INSTRUCTIONS FOR THE TASK —
Output every line of the material exactly, omitting images.

RECORD SET —
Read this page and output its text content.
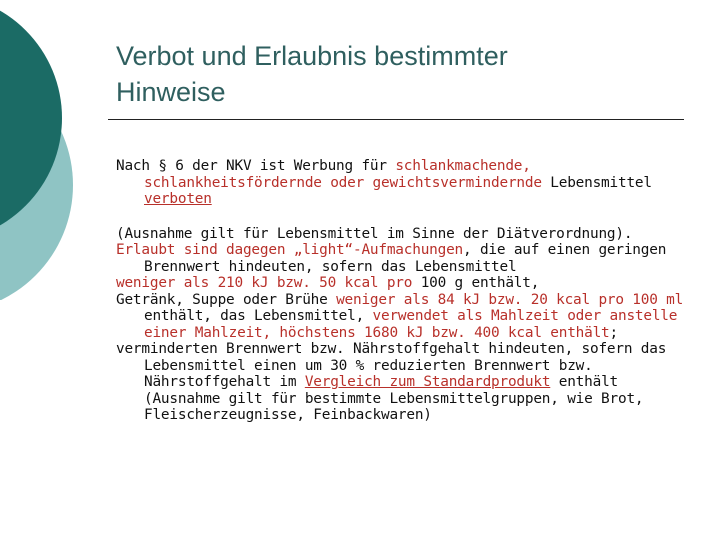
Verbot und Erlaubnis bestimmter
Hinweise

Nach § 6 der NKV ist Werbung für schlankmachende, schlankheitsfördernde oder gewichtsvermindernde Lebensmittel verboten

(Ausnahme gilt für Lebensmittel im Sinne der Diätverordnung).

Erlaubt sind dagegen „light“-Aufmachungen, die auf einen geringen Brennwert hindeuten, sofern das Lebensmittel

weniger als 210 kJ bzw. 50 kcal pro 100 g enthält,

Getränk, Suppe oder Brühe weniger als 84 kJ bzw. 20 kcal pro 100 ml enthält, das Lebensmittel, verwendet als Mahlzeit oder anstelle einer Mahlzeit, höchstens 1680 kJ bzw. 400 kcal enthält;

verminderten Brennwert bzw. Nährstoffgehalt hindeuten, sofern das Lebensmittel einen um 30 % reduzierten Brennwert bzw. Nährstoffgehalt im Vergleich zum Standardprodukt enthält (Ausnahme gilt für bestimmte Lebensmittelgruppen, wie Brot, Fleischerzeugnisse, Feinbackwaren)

IN RESPONSE —
Read this page and output its text content.
Verbot und Erlaubnis bestimmter
Hinweise

Nach § 6 der NKV ist Werbung für schlankmachende, schlankheitsfördernde oder gewichtsvermindernde Lebensmittel verboten

(Ausnahme gilt für Lebensmittel im Sinne der Diätverordnung).

Erlaubt sind dagegen „light“-Aufmachungen, die auf einen geringen Brennwert hindeuten, sofern das Lebensmittel

weniger als 210 kJ bzw. 50 kcal pro 100 g enthält,

Getränk, Suppe oder Brühe weniger als 84 kJ bzw. 20 kcal pro 100 ml enthält, das Lebensmittel, verwendet als Mahlzeit oder anstelle einer Mahlzeit, höchstens 1680 kJ bzw. 400 kcal enthält;

verminderten Brennwert bzw. Nährstoffgehalt hindeuten, sofern das Lebensmittel einen um 30 % reduzierten Brennwert bzw. Nährstoffgehalt im Vergleich zum Standardprodukt enthält (Ausnahme gilt für bestimmte Lebensmittelgruppen, wie Brot, Fleischerzeugnisse, Feinbackwaren)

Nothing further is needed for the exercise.